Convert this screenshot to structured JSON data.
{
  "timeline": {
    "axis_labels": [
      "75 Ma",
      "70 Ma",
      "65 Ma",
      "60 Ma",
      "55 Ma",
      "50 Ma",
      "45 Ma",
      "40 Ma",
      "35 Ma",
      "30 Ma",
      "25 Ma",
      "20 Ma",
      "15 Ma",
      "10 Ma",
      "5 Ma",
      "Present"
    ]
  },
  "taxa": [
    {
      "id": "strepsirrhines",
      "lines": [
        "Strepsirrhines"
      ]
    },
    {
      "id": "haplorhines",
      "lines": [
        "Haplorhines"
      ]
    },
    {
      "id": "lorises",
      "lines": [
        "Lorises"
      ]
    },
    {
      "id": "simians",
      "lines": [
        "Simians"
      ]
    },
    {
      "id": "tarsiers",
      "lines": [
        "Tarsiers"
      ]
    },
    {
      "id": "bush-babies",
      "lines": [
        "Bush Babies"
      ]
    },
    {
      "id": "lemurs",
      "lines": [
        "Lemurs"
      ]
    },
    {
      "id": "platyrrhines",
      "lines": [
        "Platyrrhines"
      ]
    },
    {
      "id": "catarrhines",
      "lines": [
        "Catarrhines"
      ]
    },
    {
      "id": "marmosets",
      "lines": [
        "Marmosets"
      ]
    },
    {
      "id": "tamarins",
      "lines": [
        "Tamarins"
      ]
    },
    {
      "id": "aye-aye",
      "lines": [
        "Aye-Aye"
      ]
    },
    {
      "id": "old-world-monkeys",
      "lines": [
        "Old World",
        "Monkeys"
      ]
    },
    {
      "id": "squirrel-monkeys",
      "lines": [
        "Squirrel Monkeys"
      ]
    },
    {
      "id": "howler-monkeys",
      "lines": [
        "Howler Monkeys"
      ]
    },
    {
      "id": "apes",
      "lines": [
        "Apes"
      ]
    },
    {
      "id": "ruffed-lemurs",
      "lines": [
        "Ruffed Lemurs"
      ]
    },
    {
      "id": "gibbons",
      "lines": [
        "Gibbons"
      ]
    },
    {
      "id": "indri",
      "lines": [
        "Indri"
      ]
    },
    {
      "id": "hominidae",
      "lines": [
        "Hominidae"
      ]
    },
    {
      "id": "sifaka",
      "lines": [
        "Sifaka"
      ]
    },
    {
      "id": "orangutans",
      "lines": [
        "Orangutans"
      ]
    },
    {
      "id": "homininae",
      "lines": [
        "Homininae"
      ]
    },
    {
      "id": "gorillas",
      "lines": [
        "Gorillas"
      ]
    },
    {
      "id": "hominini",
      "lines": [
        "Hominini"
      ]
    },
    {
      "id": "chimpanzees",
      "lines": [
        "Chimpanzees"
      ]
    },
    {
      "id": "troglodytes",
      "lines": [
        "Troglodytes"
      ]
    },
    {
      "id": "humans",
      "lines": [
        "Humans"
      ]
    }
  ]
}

----

§ **Exercise description**
Every record should be given again exactly.

§ **Output of the exercise**
Convert this screenshot to structured JSON data.
{
  "timeline": {
    "axis_labels": [
      "75 Ma",
      "70 Ma",
      "65 Ma",
      "60 Ma",
      "55 Ma",
      "50 Ma",
      "45 Ma",
      "40 Ma",
      "35 Ma",
      "30 Ma",
      "25 Ma",
      "20 Ma",
      "15 Ma",
      "10 Ma",
      "5 Ma",
      "Present"
    ]
  },
  "taxa": [
    {
      "id": "strepsirrhines",
      "lines": [
        "Strepsirrhines"
      ]
    },
    {
      "id": "haplorhines",
      "lines": [
        "Haplorhines"
      ]
    },
    {
      "id": "lorises",
      "lines": [
        "Lorises"
      ]
    },
    {
      "id": "simians",
      "lines": [
        "Simians"
      ]
    },
    {
      "id": "tarsiers",
      "lines": [
        "Tarsiers"
      ]
    },
    {
      "id": "bush-babies",
      "lines": [
        "Bush Babies"
      ]
    },
    {
      "id": "lemurs",
      "lines": [
        "Lemurs"
      ]
    },
    {
      "id": "platyrrhines",
      "lines": [
        "Platyrrhines"
      ]
    },
    {
      "id": "catarrhines",
      "lines": [
        "Catarrhines"
      ]
    },
    {
      "id": "marmosets",
      "lines": [
        "Marmosets"
      ]
    },
    {
      "id": "tamarins",
      "lines": [
        "Tamarins"
      ]
    },
    {
      "id": "aye-aye",
      "lines": [
        "Aye-Aye"
      ]
    },
    {
      "id": "old-world-monkeys",
      "lines": [
        "Old World",
        "Monkeys"
      ]
    },
    {
      "id": "squirrel-monkeys",
      "lines": [
        "Squirrel Monkeys"
      ]
    },
    {
      "id": "howler-monkeys",
      "lines": [
        "Howler Monkeys"
      ]
    },
    {
      "id": "apes",
      "lines": [
        "Apes"
      ]
    },
    {
      "id": "ruffed-lemurs",
      "lines": [
        "Ruffed Lemurs"
      ]
    },
    {
      "id": "gibbons",
      "lines": [
        "Gibbons"
      ]
    },
    {
      "id": "indri",
      "lines": [
        "Indri"
      ]
    },
    {
      "id": "hominidae",
      "lines": [
        "Hominidae"
      ]
    },
    {
      "id": "sifaka",
      "lines": [
        "Sifaka"
      ]
    },
    {
      "id": "orangutans",
      "lines": [
        "Orangutans"
      ]
    },
    {
      "id": "homininae",
      "lines": [
        "Homininae"
      ]
    },
    {
      "id": "gorillas",
      "lines": [
        "Gorillas"
      ]
    },
    {
      "id": "hominini",
      "lines": [
        "Hominini"
      ]
    },
    {
      "id": "chimpanzees",
      "lines": [
        "Chimpanzees"
      ]
    },
    {
      "id": "troglodytes",
      "lines": [
        "Troglodytes"
      ]
    },
    {
      "id": "humans",
      "lines": [
        "Humans"
      ]
    }
  ]
}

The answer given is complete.